Data excerpts:
=====
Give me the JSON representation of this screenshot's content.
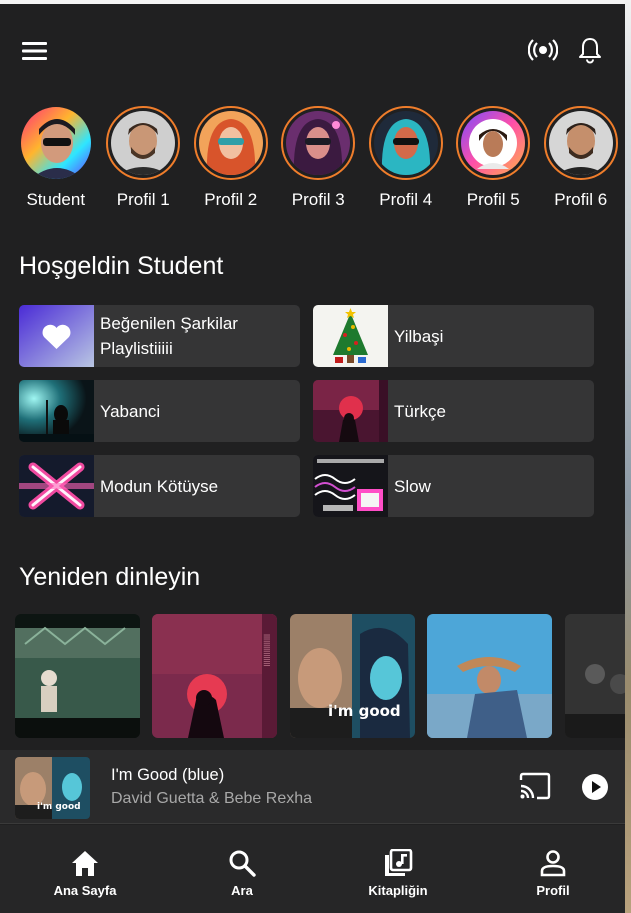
{
  "header": {
    "menu_icon": "hamburger-menu-icon",
    "cast_icon": "broadcast-icon",
    "bell_icon": "notification-bell-icon"
  },
  "profiles": [
    {
      "label": "Student"
    },
    {
      "label": "Profil 1"
    },
    {
      "label": "Profil 2"
    },
    {
      "label": "Profil 3"
    },
    {
      "label": "Profil 4"
    },
    {
      "label": "Profil 5"
    },
    {
      "label": "Profil 6"
    }
  ],
  "greeting": "Hoşgeldin Student",
  "quick_tiles": [
    {
      "label": "Beğenilen Şarkilar Playlistiiiii"
    },
    {
      "label": "Yilbaşi"
    },
    {
      "label": "Yabanci"
    },
    {
      "label": "Türkçe"
    },
    {
      "label": "Modun Kötüyse"
    },
    {
      "label": "Slow"
    }
  ],
  "recents_title": "Yeniden dinleyin",
  "mini_player": {
    "title": "I'm Good (blue)",
    "artist": "David Guetta & Bebe Rexha",
    "cover_text": "i'm good"
  },
  "nav": [
    {
      "label": "Ana Sayfa",
      "icon": "home-icon"
    },
    {
      "label": "Ara",
      "icon": "search-icon"
    },
    {
      "label": "Kitapliğin",
      "icon": "library-icon"
    },
    {
      "label": "Profil",
      "icon": "profile-icon"
    }
  ],
  "colors": {
    "background": "#202021",
    "tile": "#353536",
    "accent_ring": "#ef7d2b",
    "muted_text": "#a8a8a8"
  }
}
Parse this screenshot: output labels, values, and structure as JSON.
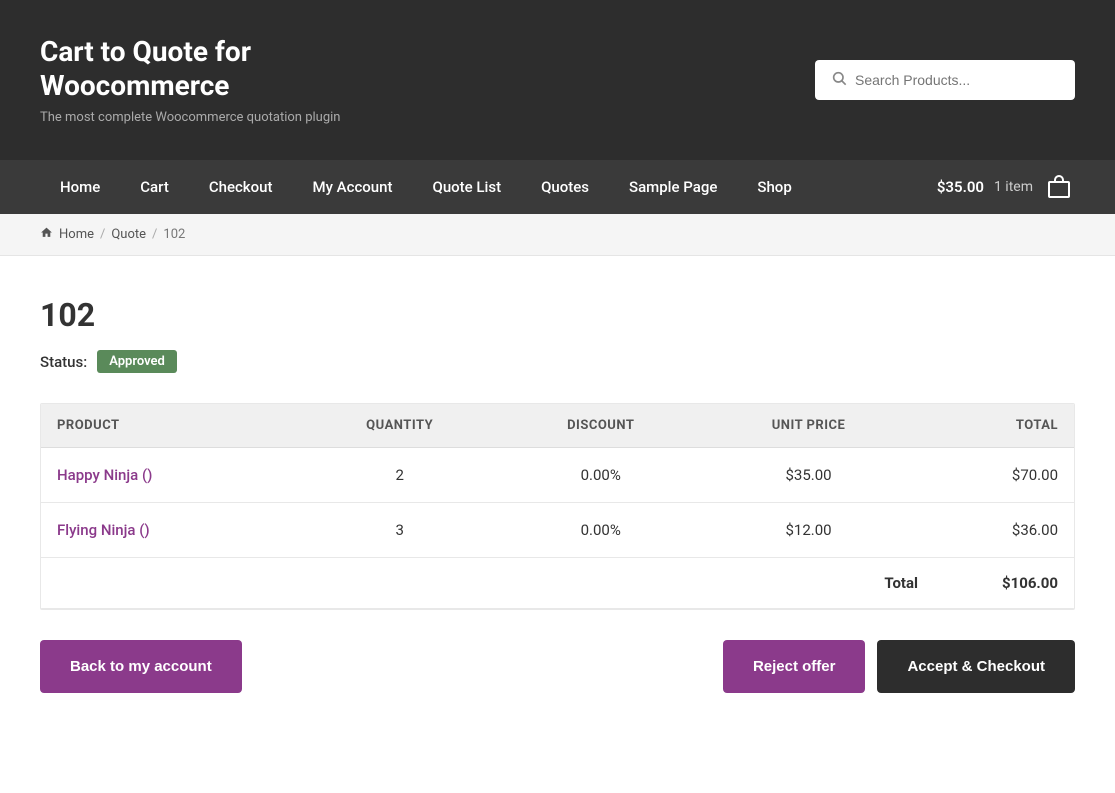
{
  "header": {
    "title": "Cart to Quote for Woocommerce",
    "tagline": "The most complete Woocommerce quotation plugin",
    "search_placeholder": "Search Products...",
    "cart_amount": "$35.00",
    "cart_count": "1 item"
  },
  "nav": {
    "links": [
      {
        "label": "Home",
        "href": "#"
      },
      {
        "label": "Cart",
        "href": "#"
      },
      {
        "label": "Checkout",
        "href": "#"
      },
      {
        "label": "My Account",
        "href": "#"
      },
      {
        "label": "Quote List",
        "href": "#"
      },
      {
        "label": "Quotes",
        "href": "#"
      },
      {
        "label": "Sample Page",
        "href": "#"
      },
      {
        "label": "Shop",
        "href": "#"
      }
    ]
  },
  "breadcrumb": {
    "items": [
      {
        "label": "Home",
        "href": "#"
      },
      {
        "label": "Quote",
        "href": "#"
      },
      {
        "label": "102",
        "href": null
      }
    ]
  },
  "quote": {
    "id": "102",
    "status_label": "Status:",
    "status": "Approved",
    "status_color": "#5a8a5a",
    "table": {
      "columns": [
        "PRODUCT",
        "QUANTITY",
        "DISCOUNT",
        "UNIT PRICE",
        "TOTAL"
      ],
      "rows": [
        {
          "product": "Happy Ninja ()",
          "quantity": "2",
          "discount": "0.00%",
          "unit_price": "$35.00",
          "total": "$70.00"
        },
        {
          "product": "Flying Ninja ()",
          "quantity": "3",
          "discount": "0.00%",
          "unit_price": "$12.00",
          "total": "$36.00"
        }
      ],
      "total_label": "Total",
      "total_value": "$106.00"
    },
    "buttons": {
      "back": "Back to my account",
      "reject": "Reject offer",
      "accept": "Accept & Checkout"
    }
  }
}
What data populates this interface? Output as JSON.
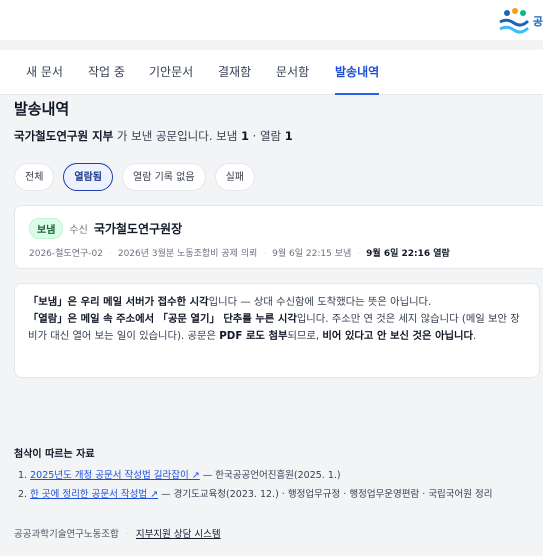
{
  "logo": {
    "text": "공"
  },
  "tabs": [
    {
      "label": "새 문서"
    },
    {
      "label": "작업 중"
    },
    {
      "label": "기안문서"
    },
    {
      "label": "결재함"
    },
    {
      "label": "문서함"
    },
    {
      "label": "발송내역",
      "active": true
    }
  ],
  "page": {
    "title": "발송내역",
    "subtitle": {
      "sender": "국가철도연구원 지부",
      "mid": " 가 보낸 공문입니다. 보냄 ",
      "sent_count": "1",
      "dot": " · 열람 ",
      "read_count": "1"
    }
  },
  "filters": [
    {
      "label": "전체"
    },
    {
      "label": "열람됨",
      "active": true
    },
    {
      "label": "열람 기록 없음"
    },
    {
      "label": "실패"
    }
  ],
  "item": {
    "badge": "보냄",
    "recv_label": "수신",
    "recipient": "국가철도연구원장",
    "doc_no": "2026-철도연구-02",
    "doc_title": "2026년 3월분 노동조합비 공제 의뢰",
    "sent_at": "9월 6일 22:15 보냄",
    "read_at": "9월 6일 22:16 열람"
  },
  "note": {
    "p1_b": "「보냄」은 우리 메일 서버가 접수한 시각",
    "p1": "입니다 — 상대 수신함에 도착했다는 뜻은 아닙니다.",
    "p2_b1": "「열람」은 메일 속 주소에서 「공문 열기」 단추를 누른 시각",
    "p2_a": "입니다. 주소만 연 것은 세지 않습니다 (메일 보안 장비가 대신 열어 보는 일이 있습니다). 공문은 ",
    "p2_b2": "PDF 로도 첨부",
    "p2_c": "되므로, ",
    "p2_b3": "비어 있다고 안 보신 것은 아닙니다",
    "p2_d": "."
  },
  "refs": {
    "title": "첨삭이 따르는 자료",
    "items": [
      {
        "num": "1.",
        "link": "2025년도 개정 공문서 작성법 길라잡이 ↗",
        "rest": " — 한국공공언어진흥원(2025. 1.)"
      },
      {
        "num": "2.",
        "link": "한 곳에 정리한 공문서 작성법 ↗",
        "rest": " — 경기도교육청(2023. 12.) · 행정업무규정 · 행정업무운영편람 · 국립국어원 정리"
      }
    ]
  },
  "footer": {
    "org": "공공과학기술연구노동조합",
    "link": "지부지원 상담 시스템"
  },
  "colors": {
    "accent": "#2563eb",
    "badge_bg": "#dcfce7",
    "background": "#f3f4f6"
  }
}
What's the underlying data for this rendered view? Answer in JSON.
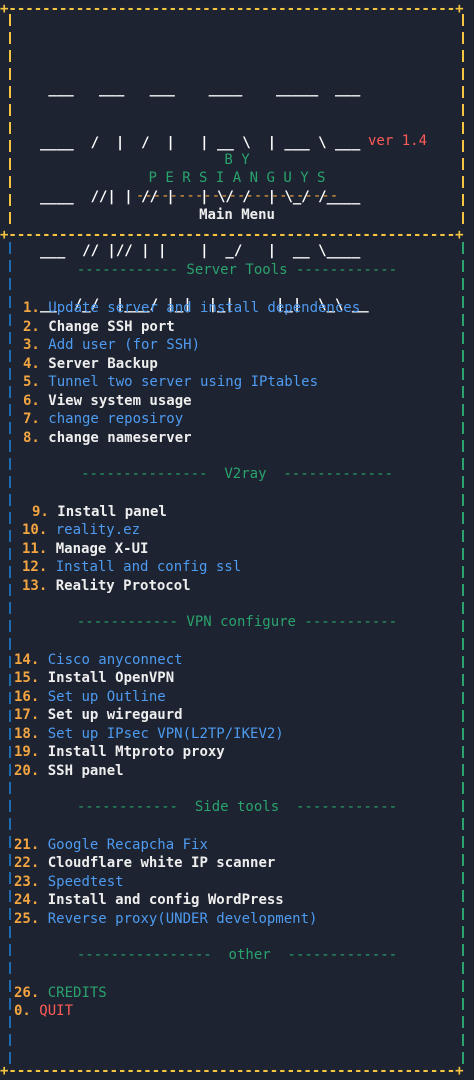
{
  "title_logo_lines": [
    " ___   ___   ___    ____    _____  ___",
    "____  /  |  /  |   | __ \\  | ___ \\ ___",
    "____  //| | // |   | \\/ /  | \\_/ /____",
    "___  // |// | |    |  _/   |  __ \\____",
    "__  /_/  |___/ |_|  |_|     |_|  \\_\\ __"
  ],
  "version": "ver 1.4",
  "by": "B Y",
  "author": "P E R S I A N G U Y S",
  "divider": "------------------------",
  "main_menu": "Main Menu",
  "sections": [
    {
      "title": "------------ Server Tools ------------",
      "items": [
        {
          "num": "1.",
          "label": "Update server and install dependences",
          "color": "#4e9bf1"
        },
        {
          "num": "2.",
          "label": "Change SSH port",
          "color": "#eeeeee"
        },
        {
          "num": "3.",
          "label": "Add user (for SSH)",
          "color": "#4e9bf1"
        },
        {
          "num": "4.",
          "label": "Server Backup",
          "color": "#eeeeee"
        },
        {
          "num": "5.",
          "label": "Tunnel two server using IPtables",
          "color": "#4e9bf1"
        },
        {
          "num": "6.",
          "label": "View system usage",
          "color": "#eeeeee"
        },
        {
          "num": "7.",
          "label": "change reposiroy",
          "color": "#4e9bf1"
        },
        {
          "num": "8.",
          "label": "change nameserver",
          "color": "#eeeeee"
        }
      ]
    },
    {
      "title": "---------------  V2ray  -------------",
      "items": [
        {
          "num": "9.",
          "label": "Install panel",
          "color": "#eeeeee"
        },
        {
          "num": "10.",
          "label": "reality.ez",
          "color": "#4e9bf1"
        },
        {
          "num": "11.",
          "label": "Manage X-UI",
          "color": "#eeeeee"
        },
        {
          "num": "12.",
          "label": "Install and config ssl",
          "color": "#4e9bf1"
        },
        {
          "num": "13.",
          "label": "Reality Protocol",
          "color": "#eeeeee"
        }
      ]
    },
    {
      "title": "------------ VPN configure -----------",
      "items": [
        {
          "num": "14.",
          "label": "Cisco anyconnect",
          "color": "#4e9bf1"
        },
        {
          "num": "15.",
          "label": "Install OpenVPN",
          "color": "#eeeeee"
        },
        {
          "num": "16.",
          "label": "Set up Outline",
          "color": "#4e9bf1"
        },
        {
          "num": "17.",
          "label": "Set up wiregaurd",
          "color": "#eeeeee"
        },
        {
          "num": "18.",
          "label": "Set up IPsec VPN(L2TP/IKEV2)",
          "color": "#4e9bf1"
        },
        {
          "num": "19.",
          "label": "Install Mtproto proxy",
          "color": "#eeeeee"
        },
        {
          "num": "20.",
          "label": "SSH panel",
          "color": "#eeeeee"
        }
      ]
    },
    {
      "title": "------------  Side tools  ------------",
      "items": [
        {
          "num": "21.",
          "label": "Google Recapcha Fix",
          "color": "#4e9bf1"
        },
        {
          "num": "22.",
          "label": "Cloudflare white IP scanner",
          "color": "#eeeeee"
        },
        {
          "num": "23.",
          "label": "Speedtest",
          "color": "#4e9bf1"
        },
        {
          "num": "24.",
          "label": "Install and config WordPress",
          "color": "#eeeeee"
        },
        {
          "num": "25.",
          "label": "Reverse proxy(UNDER development)",
          "color": "#4e9bf1"
        }
      ]
    },
    {
      "title": "----------------  other  -------------",
      "items": [
        {
          "num": "26.",
          "label": "CREDITS",
          "color": "#2aa36e"
        },
        {
          "num": "0.",
          "label": "QUIT",
          "color": "#ff5c57"
        }
      ]
    }
  ],
  "colors": {
    "background": "#1d2330",
    "border": "#f5c542",
    "number": "#f2a541",
    "section": "#2aa36e"
  }
}
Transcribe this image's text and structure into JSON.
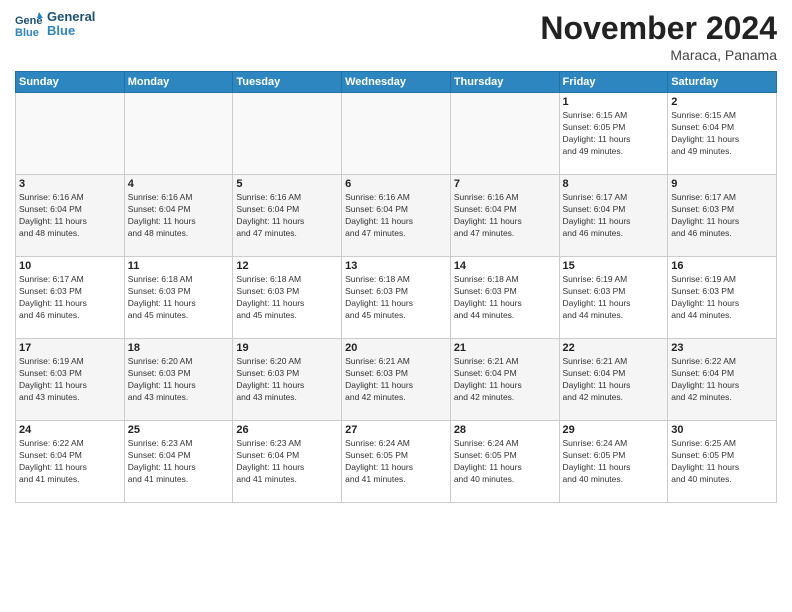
{
  "logo": {
    "line1": "General",
    "line2": "Blue"
  },
  "title": "November 2024",
  "location": "Maraca, Panama",
  "days_header": [
    "Sunday",
    "Monday",
    "Tuesday",
    "Wednesday",
    "Thursday",
    "Friday",
    "Saturday"
  ],
  "weeks": [
    [
      {
        "day": "",
        "info": ""
      },
      {
        "day": "",
        "info": ""
      },
      {
        "day": "",
        "info": ""
      },
      {
        "day": "",
        "info": ""
      },
      {
        "day": "",
        "info": ""
      },
      {
        "day": "1",
        "info": "Sunrise: 6:15 AM\nSunset: 6:05 PM\nDaylight: 11 hours\nand 49 minutes."
      },
      {
        "day": "2",
        "info": "Sunrise: 6:15 AM\nSunset: 6:04 PM\nDaylight: 11 hours\nand 49 minutes."
      }
    ],
    [
      {
        "day": "3",
        "info": "Sunrise: 6:16 AM\nSunset: 6:04 PM\nDaylight: 11 hours\nand 48 minutes."
      },
      {
        "day": "4",
        "info": "Sunrise: 6:16 AM\nSunset: 6:04 PM\nDaylight: 11 hours\nand 48 minutes."
      },
      {
        "day": "5",
        "info": "Sunrise: 6:16 AM\nSunset: 6:04 PM\nDaylight: 11 hours\nand 47 minutes."
      },
      {
        "day": "6",
        "info": "Sunrise: 6:16 AM\nSunset: 6:04 PM\nDaylight: 11 hours\nand 47 minutes."
      },
      {
        "day": "7",
        "info": "Sunrise: 6:16 AM\nSunset: 6:04 PM\nDaylight: 11 hours\nand 47 minutes."
      },
      {
        "day": "8",
        "info": "Sunrise: 6:17 AM\nSunset: 6:04 PM\nDaylight: 11 hours\nand 46 minutes."
      },
      {
        "day": "9",
        "info": "Sunrise: 6:17 AM\nSunset: 6:03 PM\nDaylight: 11 hours\nand 46 minutes."
      }
    ],
    [
      {
        "day": "10",
        "info": "Sunrise: 6:17 AM\nSunset: 6:03 PM\nDaylight: 11 hours\nand 46 minutes."
      },
      {
        "day": "11",
        "info": "Sunrise: 6:18 AM\nSunset: 6:03 PM\nDaylight: 11 hours\nand 45 minutes."
      },
      {
        "day": "12",
        "info": "Sunrise: 6:18 AM\nSunset: 6:03 PM\nDaylight: 11 hours\nand 45 minutes."
      },
      {
        "day": "13",
        "info": "Sunrise: 6:18 AM\nSunset: 6:03 PM\nDaylight: 11 hours\nand 45 minutes."
      },
      {
        "day": "14",
        "info": "Sunrise: 6:18 AM\nSunset: 6:03 PM\nDaylight: 11 hours\nand 44 minutes."
      },
      {
        "day": "15",
        "info": "Sunrise: 6:19 AM\nSunset: 6:03 PM\nDaylight: 11 hours\nand 44 minutes."
      },
      {
        "day": "16",
        "info": "Sunrise: 6:19 AM\nSunset: 6:03 PM\nDaylight: 11 hours\nand 44 minutes."
      }
    ],
    [
      {
        "day": "17",
        "info": "Sunrise: 6:19 AM\nSunset: 6:03 PM\nDaylight: 11 hours\nand 43 minutes."
      },
      {
        "day": "18",
        "info": "Sunrise: 6:20 AM\nSunset: 6:03 PM\nDaylight: 11 hours\nand 43 minutes."
      },
      {
        "day": "19",
        "info": "Sunrise: 6:20 AM\nSunset: 6:03 PM\nDaylight: 11 hours\nand 43 minutes."
      },
      {
        "day": "20",
        "info": "Sunrise: 6:21 AM\nSunset: 6:03 PM\nDaylight: 11 hours\nand 42 minutes."
      },
      {
        "day": "21",
        "info": "Sunrise: 6:21 AM\nSunset: 6:04 PM\nDaylight: 11 hours\nand 42 minutes."
      },
      {
        "day": "22",
        "info": "Sunrise: 6:21 AM\nSunset: 6:04 PM\nDaylight: 11 hours\nand 42 minutes."
      },
      {
        "day": "23",
        "info": "Sunrise: 6:22 AM\nSunset: 6:04 PM\nDaylight: 11 hours\nand 42 minutes."
      }
    ],
    [
      {
        "day": "24",
        "info": "Sunrise: 6:22 AM\nSunset: 6:04 PM\nDaylight: 11 hours\nand 41 minutes."
      },
      {
        "day": "25",
        "info": "Sunrise: 6:23 AM\nSunset: 6:04 PM\nDaylight: 11 hours\nand 41 minutes."
      },
      {
        "day": "26",
        "info": "Sunrise: 6:23 AM\nSunset: 6:04 PM\nDaylight: 11 hours\nand 41 minutes."
      },
      {
        "day": "27",
        "info": "Sunrise: 6:24 AM\nSunset: 6:05 PM\nDaylight: 11 hours\nand 41 minutes."
      },
      {
        "day": "28",
        "info": "Sunrise: 6:24 AM\nSunset: 6:05 PM\nDaylight: 11 hours\nand 40 minutes."
      },
      {
        "day": "29",
        "info": "Sunrise: 6:24 AM\nSunset: 6:05 PM\nDaylight: 11 hours\nand 40 minutes."
      },
      {
        "day": "30",
        "info": "Sunrise: 6:25 AM\nSunset: 6:05 PM\nDaylight: 11 hours\nand 40 minutes."
      }
    ]
  ]
}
=====
▸ PROBLEM STATEMENT: Scan the listing above for the word "icon" and show each line where it is found.

▸ RIGHT ANSWER:
    "menu_icon": "hamburger-menu-icon",
    "cast_icon": "broadcast-icon",
    "bell_icon": "notification-bell-icon"
      "icon": "home-icon"
      "icon": "search-icon"
      "icon": "library-icon"
      "icon": "profile-icon"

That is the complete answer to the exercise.